● Request
State how many lines of the entries below hold the word "AIRBASE"; reply with nothing but the number.

● Material for this task
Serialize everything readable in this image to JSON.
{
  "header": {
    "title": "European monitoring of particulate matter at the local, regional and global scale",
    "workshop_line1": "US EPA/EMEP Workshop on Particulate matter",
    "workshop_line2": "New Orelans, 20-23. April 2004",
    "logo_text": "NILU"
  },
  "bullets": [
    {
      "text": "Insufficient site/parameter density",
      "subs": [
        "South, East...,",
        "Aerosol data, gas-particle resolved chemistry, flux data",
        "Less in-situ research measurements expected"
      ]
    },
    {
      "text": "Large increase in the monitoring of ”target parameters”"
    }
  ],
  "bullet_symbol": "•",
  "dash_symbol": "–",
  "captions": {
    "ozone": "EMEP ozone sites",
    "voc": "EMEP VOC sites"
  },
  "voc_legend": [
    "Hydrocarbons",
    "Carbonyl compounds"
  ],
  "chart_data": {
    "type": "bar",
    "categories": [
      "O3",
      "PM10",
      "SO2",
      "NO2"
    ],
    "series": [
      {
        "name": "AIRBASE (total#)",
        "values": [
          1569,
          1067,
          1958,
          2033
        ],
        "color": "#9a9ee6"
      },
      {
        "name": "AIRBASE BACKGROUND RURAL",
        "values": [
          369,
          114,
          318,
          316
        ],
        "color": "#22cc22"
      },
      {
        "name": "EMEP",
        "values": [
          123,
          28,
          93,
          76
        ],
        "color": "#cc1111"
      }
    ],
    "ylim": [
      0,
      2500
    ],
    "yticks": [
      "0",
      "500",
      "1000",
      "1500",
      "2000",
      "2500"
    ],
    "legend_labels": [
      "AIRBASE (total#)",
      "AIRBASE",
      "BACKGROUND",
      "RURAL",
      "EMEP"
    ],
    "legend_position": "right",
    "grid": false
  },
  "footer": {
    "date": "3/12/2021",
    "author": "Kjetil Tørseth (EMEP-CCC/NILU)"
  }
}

● The output
4